Problem description: Extract all lines containing "FFFFFFFF".

Data supplied:

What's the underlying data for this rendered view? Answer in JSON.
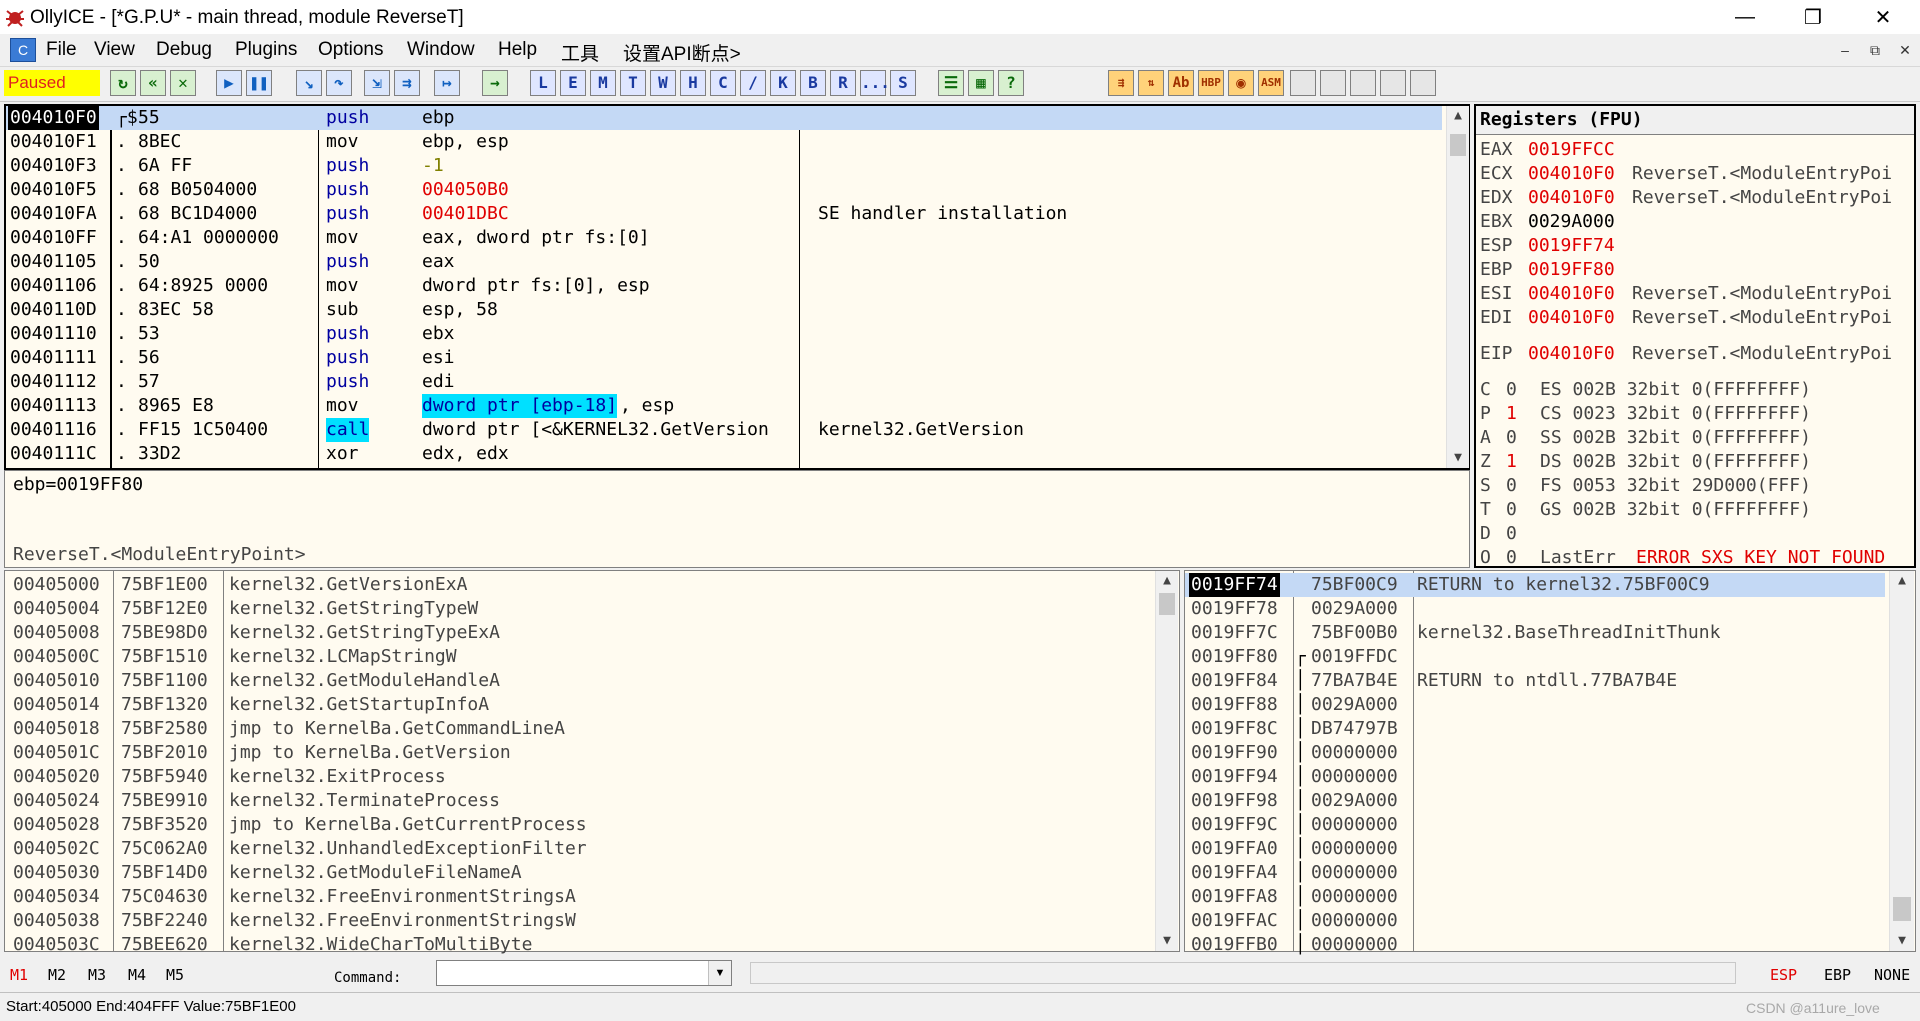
{
  "window": {
    "title": "OllyICE - [*G.P.U* - main thread, module ReverseT]",
    "minimize": "—",
    "restore": "❐",
    "close": "✕"
  },
  "menu": {
    "items": [
      "File",
      "View",
      "Debug",
      "Plugins",
      "Options",
      "Window",
      "Help",
      "工具",
      "设置API断点>"
    ],
    "mdi_min": "–",
    "mdi_restore": "⧉",
    "mdi_close": "✕"
  },
  "toolbar": {
    "status": "Paused",
    "letters": [
      "L",
      "E",
      "M",
      "T",
      "W",
      "H",
      "C",
      "/",
      "K",
      "B",
      "R",
      "...",
      "S"
    ],
    "right_labels": [
      "HBP",
      "ASM"
    ]
  },
  "colors": {
    "paused_bg": "#ffff00",
    "paused_text": "#e02020",
    "selection": "#c4d9f5",
    "highlight_cyan": "#00e0ff",
    "changed_red": "#e00000",
    "panel_bg": "#fffbf0"
  },
  "cpu": {
    "rows": [
      {
        "addr": "004010F0",
        "mark": "┌$",
        "hex": "55",
        "mnem": "push",
        "ops": "ebp",
        "comment": ""
      },
      {
        "addr": "004010F1",
        "mark": ".",
        "hex": "8BEC",
        "mnem": "mov",
        "ops": "ebp, esp",
        "comment": ""
      },
      {
        "addr": "004010F3",
        "mark": ".",
        "hex": "6A FF",
        "mnem": "push",
        "ops": "-1",
        "comment": ""
      },
      {
        "addr": "004010F5",
        "mark": ".",
        "hex": "68 B0504000",
        "mnem": "push",
        "ops": "004050B0",
        "comment": ""
      },
      {
        "addr": "004010FA",
        "mark": ".",
        "hex": "68 BC1D4000",
        "mnem": "push",
        "ops": "00401DBC",
        "comment": "SE handler installation"
      },
      {
        "addr": "004010FF",
        "mark": ".",
        "hex": "64:A1 0000000",
        "mnem": "mov",
        "ops": "eax, dword ptr fs:[0]",
        "comment": ""
      },
      {
        "addr": "00401105",
        "mark": ".",
        "hex": "50",
        "mnem": "push",
        "ops": "eax",
        "comment": ""
      },
      {
        "addr": "00401106",
        "mark": ".",
        "hex": "64:8925 0000",
        "mnem": "mov",
        "ops": "dword ptr fs:[0], esp",
        "comment": ""
      },
      {
        "addr": "0040110D",
        "mark": ".",
        "hex": "83EC 58",
        "mnem": "sub",
        "ops": "esp, 58",
        "comment": ""
      },
      {
        "addr": "00401110",
        "mark": ".",
        "hex": "53",
        "mnem": "push",
        "ops": "ebx",
        "comment": ""
      },
      {
        "addr": "00401111",
        "mark": ".",
        "hex": "56",
        "mnem": "push",
        "ops": "esi",
        "comment": ""
      },
      {
        "addr": "00401112",
        "mark": ".",
        "hex": "57",
        "mnem": "push",
        "ops": "edi",
        "comment": ""
      },
      {
        "addr": "00401113",
        "mark": ".",
        "hex": "8965 E8",
        "mnem": "mov",
        "ops": "dword ptr [ebp-18]",
        "ops2": ", esp",
        "comment": ""
      },
      {
        "addr": "00401116",
        "mark": ".",
        "hex": "FF15 1C50400",
        "mnem": "call",
        "ops": "dword ptr [<&KERNEL32.GetVersion",
        "comment": "kernel32.GetVersion"
      },
      {
        "addr": "0040111C",
        "mark": ".",
        "hex": "33D2",
        "mnem": "xor",
        "ops": "edx, edx",
        "comment": ""
      }
    ]
  },
  "info": {
    "line1": "ebp=0019FF80",
    "line2": "ReverseT.<ModuleEntryPoint>"
  },
  "registers": {
    "header": "Registers (FPU)",
    "gp": [
      {
        "name": "EAX",
        "value": "0019FFCC",
        "note": ""
      },
      {
        "name": "ECX",
        "value": "004010F0",
        "note": "ReverseT.<ModuleEntryPoi"
      },
      {
        "name": "EDX",
        "value": "004010F0",
        "note": "ReverseT.<ModuleEntryPoi"
      },
      {
        "name": "EBX",
        "value": "0029A000",
        "note": ""
      },
      {
        "name": "ESP",
        "value": "0019FF74",
        "note": ""
      },
      {
        "name": "EBP",
        "value": "0019FF80",
        "note": ""
      },
      {
        "name": "ESI",
        "value": "004010F0",
        "note": "ReverseT.<ModuleEntryPoi"
      },
      {
        "name": "EDI",
        "value": "004010F0",
        "note": "ReverseT.<ModuleEntryPoi"
      }
    ],
    "eip": {
      "name": "EIP",
      "value": "004010F0",
      "note": "ReverseT.<ModuleEntryPoi"
    },
    "flags": [
      {
        "f": "C",
        "v": "0",
        "seg": "ES 002B 32bit 0(FFFFFFFF)"
      },
      {
        "f": "P",
        "v": "1",
        "seg": "CS 0023 32bit 0(FFFFFFFF)"
      },
      {
        "f": "A",
        "v": "0",
        "seg": "SS 002B 32bit 0(FFFFFFFF)"
      },
      {
        "f": "Z",
        "v": "1",
        "seg": "DS 002B 32bit 0(FFFFFFFF)"
      },
      {
        "f": "S",
        "v": "0",
        "seg": "FS 0053 32bit 29D000(FFF)"
      },
      {
        "f": "T",
        "v": "0",
        "seg": "GS 002B 32bit 0(FFFFFFFF)"
      },
      {
        "f": "D",
        "v": "0",
        "seg": ""
      },
      {
        "f": "O",
        "v": "0",
        "seg": "LastErr",
        "err": "ERROR_SXS_KEY_NOT_FOUND"
      }
    ]
  },
  "dump": {
    "rows": [
      {
        "addr": "00405000",
        "val": "75BF1E00",
        "text": "kernel32.GetVersionExA"
      },
      {
        "addr": "00405004",
        "val": "75BF12E0",
        "text": "kernel32.GetStringTypeW"
      },
      {
        "addr": "00405008",
        "val": "75BE98D0",
        "text": "kernel32.GetStringTypeExA"
      },
      {
        "addr": "0040500C",
        "val": "75BF1510",
        "text": "kernel32.LCMapStringW"
      },
      {
        "addr": "00405010",
        "val": "75BF1100",
        "text": "kernel32.GetModuleHandleA"
      },
      {
        "addr": "00405014",
        "val": "75BF1320",
        "text": "kernel32.GetStartupInfoA"
      },
      {
        "addr": "00405018",
        "val": "75BF2580",
        "text": "jmp to KernelBa.GetCommandLineA"
      },
      {
        "addr": "0040501C",
        "val": "75BF2010",
        "text": "jmp to KernelBa.GetVersion"
      },
      {
        "addr": "00405020",
        "val": "75BF5940",
        "text": "kernel32.ExitProcess"
      },
      {
        "addr": "00405024",
        "val": "75BE9910",
        "text": "kernel32.TerminateProcess"
      },
      {
        "addr": "00405028",
        "val": "75BF3520",
        "text": "jmp to KernelBa.GetCurrentProcess"
      },
      {
        "addr": "0040502C",
        "val": "75C062A0",
        "text": "kernel32.UnhandledExceptionFilter"
      },
      {
        "addr": "00405030",
        "val": "75BF14D0",
        "text": "kernel32.GetModuleFileNameA"
      },
      {
        "addr": "00405034",
        "val": "75C04630",
        "text": "kernel32.FreeEnvironmentStringsA"
      },
      {
        "addr": "00405038",
        "val": "75BF2240",
        "text": "kernel32.FreeEnvironmentStringsW"
      },
      {
        "addr": "0040503C",
        "val": "75BEE620",
        "text": "kernel32.WideCharToMultiByte"
      }
    ]
  },
  "stack": {
    "rows": [
      {
        "addr": "0019FF74",
        "mark": "",
        "val": "75BF00C9",
        "text": "RETURN to kernel32.75BF00C9"
      },
      {
        "addr": "0019FF78",
        "mark": "",
        "val": "0029A000",
        "text": ""
      },
      {
        "addr": "0019FF7C",
        "mark": "",
        "val": "75BF00B0",
        "text": "kernel32.BaseThreadInitThunk"
      },
      {
        "addr": "0019FF80",
        "mark": "┌",
        "val": "0019FFDC",
        "text": ""
      },
      {
        "addr": "0019FF84",
        "mark": "│",
        "val": "77BA7B4E",
        "text": "RETURN to ntdll.77BA7B4E"
      },
      {
        "addr": "0019FF88",
        "mark": "│",
        "val": "0029A000",
        "text": ""
      },
      {
        "addr": "0019FF8C",
        "mark": "│",
        "val": "DB74797B",
        "text": ""
      },
      {
        "addr": "0019FF90",
        "mark": "│",
        "val": "00000000",
        "text": ""
      },
      {
        "addr": "0019FF94",
        "mark": "│",
        "val": "00000000",
        "text": ""
      },
      {
        "addr": "0019FF98",
        "mark": "│",
        "val": "0029A000",
        "text": ""
      },
      {
        "addr": "0019FF9C",
        "mark": "│",
        "val": "00000000",
        "text": ""
      },
      {
        "addr": "0019FFA0",
        "mark": "│",
        "val": "00000000",
        "text": ""
      },
      {
        "addr": "0019FFA4",
        "mark": "│",
        "val": "00000000",
        "text": ""
      },
      {
        "addr": "0019FFA8",
        "mark": "│",
        "val": "00000000",
        "text": ""
      },
      {
        "addr": "0019FFAC",
        "mark": "│",
        "val": "00000000",
        "text": ""
      },
      {
        "addr": "0019FFB0",
        "mark": "│",
        "val": "00000000",
        "text": ""
      }
    ]
  },
  "bottom": {
    "markers": [
      "M1",
      "M2",
      "M3",
      "M4",
      "M5"
    ],
    "command_label": "Command:",
    "command_value": "",
    "esp": "ESP",
    "ebp": "EBP",
    "none": "NONE"
  },
  "status": {
    "text": "Start:405000 End:404FFF Value:75BF1E00",
    "watermark": "CSDN @a11ure_love"
  }
}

In response:
        "seg": "ES 002B 32bit 0(FFFFFFFF)"
        "seg": "CS 0023 32bit 0(FFFFFFFF)"
        "seg": "SS 002B 32bit 0(FFFFFFFF)"
        "seg": "DS 002B 32bit 0(FFFFFFFF)"
        "seg": "GS 002B 32bit 0(FFFFFFFF)"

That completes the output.